# [Data for processing]
§
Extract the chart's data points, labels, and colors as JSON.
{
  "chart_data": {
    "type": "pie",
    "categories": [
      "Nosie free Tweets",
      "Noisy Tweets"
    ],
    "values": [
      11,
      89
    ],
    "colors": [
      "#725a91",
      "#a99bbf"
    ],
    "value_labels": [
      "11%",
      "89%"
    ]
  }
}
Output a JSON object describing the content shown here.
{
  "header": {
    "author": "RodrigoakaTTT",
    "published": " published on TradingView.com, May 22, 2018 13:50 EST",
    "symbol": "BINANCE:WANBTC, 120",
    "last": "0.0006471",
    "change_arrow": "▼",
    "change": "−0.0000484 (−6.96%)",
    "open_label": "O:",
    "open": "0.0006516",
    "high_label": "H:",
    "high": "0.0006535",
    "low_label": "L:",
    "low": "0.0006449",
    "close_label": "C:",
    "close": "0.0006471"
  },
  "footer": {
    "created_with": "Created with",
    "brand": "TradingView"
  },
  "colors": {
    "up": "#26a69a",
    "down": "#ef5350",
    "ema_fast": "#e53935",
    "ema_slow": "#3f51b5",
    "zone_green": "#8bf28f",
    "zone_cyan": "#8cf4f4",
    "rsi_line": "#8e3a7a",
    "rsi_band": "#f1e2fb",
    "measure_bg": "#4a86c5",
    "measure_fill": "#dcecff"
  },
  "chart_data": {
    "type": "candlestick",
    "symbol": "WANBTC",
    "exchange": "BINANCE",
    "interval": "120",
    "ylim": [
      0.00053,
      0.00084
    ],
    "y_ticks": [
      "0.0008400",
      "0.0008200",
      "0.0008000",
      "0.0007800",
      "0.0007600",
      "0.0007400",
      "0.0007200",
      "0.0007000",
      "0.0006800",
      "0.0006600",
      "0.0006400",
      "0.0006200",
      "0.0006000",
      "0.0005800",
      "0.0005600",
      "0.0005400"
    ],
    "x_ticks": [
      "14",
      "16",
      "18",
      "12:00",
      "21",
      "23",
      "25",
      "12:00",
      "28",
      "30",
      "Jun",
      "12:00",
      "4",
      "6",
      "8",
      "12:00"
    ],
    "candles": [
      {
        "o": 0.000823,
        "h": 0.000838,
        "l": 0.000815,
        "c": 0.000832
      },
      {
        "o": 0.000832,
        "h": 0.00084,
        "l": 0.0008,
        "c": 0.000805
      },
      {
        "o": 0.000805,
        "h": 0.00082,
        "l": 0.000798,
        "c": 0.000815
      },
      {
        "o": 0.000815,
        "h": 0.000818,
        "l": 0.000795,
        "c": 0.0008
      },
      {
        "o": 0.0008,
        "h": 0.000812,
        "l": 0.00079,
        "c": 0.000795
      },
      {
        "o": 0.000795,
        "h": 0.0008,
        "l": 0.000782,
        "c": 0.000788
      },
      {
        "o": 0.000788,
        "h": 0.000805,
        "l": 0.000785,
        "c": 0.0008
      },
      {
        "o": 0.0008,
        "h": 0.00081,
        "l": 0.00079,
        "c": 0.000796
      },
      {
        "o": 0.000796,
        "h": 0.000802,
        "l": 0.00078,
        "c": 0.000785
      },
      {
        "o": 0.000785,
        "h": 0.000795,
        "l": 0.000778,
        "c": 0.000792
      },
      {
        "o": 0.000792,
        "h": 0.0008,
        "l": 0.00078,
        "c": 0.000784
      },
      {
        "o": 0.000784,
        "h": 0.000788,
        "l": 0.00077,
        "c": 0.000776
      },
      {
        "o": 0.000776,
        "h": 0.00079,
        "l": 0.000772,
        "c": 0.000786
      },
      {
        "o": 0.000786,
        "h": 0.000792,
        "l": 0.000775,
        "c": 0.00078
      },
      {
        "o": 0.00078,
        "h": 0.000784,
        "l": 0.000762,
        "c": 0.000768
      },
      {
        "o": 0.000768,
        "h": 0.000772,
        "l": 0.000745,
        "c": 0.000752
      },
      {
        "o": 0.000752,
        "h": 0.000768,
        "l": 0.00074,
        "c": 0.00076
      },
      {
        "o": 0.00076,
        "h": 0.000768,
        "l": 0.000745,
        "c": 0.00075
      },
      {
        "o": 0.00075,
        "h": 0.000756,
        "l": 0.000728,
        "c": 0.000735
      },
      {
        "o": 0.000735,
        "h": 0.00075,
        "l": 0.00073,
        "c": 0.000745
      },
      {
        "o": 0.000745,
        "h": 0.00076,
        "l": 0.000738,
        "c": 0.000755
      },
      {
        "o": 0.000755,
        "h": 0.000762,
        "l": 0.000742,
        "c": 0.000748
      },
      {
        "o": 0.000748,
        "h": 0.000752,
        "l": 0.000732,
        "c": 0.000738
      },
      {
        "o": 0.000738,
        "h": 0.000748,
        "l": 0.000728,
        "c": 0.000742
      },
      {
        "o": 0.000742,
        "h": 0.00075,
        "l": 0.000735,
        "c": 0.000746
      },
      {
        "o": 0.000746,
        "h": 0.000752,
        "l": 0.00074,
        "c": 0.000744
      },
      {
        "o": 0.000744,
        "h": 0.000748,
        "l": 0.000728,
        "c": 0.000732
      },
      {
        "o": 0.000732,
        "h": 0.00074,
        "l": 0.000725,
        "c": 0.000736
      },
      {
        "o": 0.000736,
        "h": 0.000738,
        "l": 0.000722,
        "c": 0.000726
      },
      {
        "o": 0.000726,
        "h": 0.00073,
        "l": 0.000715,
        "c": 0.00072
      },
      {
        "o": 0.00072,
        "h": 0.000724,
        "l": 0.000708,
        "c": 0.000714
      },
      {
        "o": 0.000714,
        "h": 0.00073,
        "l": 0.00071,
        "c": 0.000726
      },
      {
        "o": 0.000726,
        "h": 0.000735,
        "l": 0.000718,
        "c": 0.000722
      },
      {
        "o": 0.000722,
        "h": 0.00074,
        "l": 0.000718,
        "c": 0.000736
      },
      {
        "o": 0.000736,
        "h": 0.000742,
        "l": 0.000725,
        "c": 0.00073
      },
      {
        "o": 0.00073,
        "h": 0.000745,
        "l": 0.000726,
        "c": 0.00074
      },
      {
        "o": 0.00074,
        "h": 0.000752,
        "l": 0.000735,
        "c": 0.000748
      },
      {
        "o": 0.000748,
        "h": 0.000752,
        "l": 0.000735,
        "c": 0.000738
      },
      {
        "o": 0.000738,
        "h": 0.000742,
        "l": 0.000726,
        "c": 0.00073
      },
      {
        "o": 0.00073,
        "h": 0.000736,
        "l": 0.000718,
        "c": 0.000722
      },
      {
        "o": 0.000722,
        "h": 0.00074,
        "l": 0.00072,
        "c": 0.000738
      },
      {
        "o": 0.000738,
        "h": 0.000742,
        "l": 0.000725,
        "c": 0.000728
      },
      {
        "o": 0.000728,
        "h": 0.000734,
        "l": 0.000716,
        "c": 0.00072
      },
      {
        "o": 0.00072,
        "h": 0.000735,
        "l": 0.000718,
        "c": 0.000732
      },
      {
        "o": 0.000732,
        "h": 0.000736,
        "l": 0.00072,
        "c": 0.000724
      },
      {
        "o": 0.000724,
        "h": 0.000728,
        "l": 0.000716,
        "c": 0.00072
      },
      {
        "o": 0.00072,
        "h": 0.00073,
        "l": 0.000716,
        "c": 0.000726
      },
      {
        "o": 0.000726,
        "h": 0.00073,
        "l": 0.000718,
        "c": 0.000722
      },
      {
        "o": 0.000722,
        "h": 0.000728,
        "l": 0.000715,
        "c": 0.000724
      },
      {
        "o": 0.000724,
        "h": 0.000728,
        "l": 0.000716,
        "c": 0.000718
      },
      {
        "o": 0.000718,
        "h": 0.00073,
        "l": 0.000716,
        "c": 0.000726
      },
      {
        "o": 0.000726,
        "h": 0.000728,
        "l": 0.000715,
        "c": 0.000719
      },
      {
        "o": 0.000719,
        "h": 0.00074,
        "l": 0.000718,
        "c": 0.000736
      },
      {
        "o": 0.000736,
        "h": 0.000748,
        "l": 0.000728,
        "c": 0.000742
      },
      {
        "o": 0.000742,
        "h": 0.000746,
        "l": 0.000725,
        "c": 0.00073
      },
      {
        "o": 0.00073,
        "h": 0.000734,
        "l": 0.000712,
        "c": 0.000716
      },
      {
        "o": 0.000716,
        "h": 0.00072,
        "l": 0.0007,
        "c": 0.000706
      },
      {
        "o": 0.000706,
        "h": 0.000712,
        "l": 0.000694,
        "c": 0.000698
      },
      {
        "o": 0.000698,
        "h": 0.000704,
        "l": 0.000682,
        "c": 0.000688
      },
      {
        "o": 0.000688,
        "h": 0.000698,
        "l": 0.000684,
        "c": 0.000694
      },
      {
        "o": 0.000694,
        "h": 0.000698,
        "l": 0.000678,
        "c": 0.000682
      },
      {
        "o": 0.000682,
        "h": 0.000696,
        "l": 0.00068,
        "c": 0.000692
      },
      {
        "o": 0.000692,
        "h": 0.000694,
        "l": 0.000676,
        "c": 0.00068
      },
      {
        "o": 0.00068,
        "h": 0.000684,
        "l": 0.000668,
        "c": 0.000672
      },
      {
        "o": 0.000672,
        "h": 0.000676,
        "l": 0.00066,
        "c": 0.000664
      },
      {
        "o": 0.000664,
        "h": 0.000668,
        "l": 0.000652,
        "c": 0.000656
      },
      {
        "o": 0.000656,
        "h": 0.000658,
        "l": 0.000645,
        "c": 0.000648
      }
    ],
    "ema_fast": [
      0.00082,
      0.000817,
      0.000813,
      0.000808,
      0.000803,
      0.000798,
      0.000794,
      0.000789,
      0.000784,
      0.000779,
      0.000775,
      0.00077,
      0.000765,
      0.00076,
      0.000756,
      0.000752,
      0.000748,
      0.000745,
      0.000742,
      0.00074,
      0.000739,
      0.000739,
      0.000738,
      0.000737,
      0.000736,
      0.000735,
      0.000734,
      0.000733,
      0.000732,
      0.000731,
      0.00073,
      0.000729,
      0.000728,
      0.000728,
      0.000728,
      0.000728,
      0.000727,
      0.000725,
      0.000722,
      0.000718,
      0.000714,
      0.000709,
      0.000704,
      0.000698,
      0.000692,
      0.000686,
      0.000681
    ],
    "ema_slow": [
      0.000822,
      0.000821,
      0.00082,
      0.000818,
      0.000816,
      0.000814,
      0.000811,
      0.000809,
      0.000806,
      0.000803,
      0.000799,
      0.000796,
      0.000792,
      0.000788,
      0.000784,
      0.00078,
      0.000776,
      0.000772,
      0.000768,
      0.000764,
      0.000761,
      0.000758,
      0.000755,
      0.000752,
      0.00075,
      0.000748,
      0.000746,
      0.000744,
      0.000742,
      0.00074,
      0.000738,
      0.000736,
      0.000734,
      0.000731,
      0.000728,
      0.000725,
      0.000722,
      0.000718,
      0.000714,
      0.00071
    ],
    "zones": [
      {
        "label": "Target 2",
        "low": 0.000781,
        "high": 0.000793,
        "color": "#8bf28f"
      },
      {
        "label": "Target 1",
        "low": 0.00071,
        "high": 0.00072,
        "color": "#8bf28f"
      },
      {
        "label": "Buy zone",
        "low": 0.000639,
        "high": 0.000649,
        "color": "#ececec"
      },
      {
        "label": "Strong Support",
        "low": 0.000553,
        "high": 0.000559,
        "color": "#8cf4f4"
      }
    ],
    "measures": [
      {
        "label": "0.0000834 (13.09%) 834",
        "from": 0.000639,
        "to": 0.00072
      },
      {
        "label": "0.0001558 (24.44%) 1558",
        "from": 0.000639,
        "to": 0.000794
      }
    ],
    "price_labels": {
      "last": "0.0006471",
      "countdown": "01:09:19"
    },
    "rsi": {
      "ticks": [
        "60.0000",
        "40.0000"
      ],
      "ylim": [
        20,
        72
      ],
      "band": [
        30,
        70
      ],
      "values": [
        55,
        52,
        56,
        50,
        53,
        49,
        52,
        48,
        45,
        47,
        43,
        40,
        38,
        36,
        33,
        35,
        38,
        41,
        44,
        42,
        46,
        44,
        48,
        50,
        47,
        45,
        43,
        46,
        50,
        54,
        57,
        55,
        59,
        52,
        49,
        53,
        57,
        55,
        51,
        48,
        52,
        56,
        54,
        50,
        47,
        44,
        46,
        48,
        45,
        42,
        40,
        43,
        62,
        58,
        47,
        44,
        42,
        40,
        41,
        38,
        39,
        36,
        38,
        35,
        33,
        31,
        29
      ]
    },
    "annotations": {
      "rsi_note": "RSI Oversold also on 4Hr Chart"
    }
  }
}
§
Check each line above for the word "JSON" and say how many have it, with nothing else.

# [Solution to this exercise]
2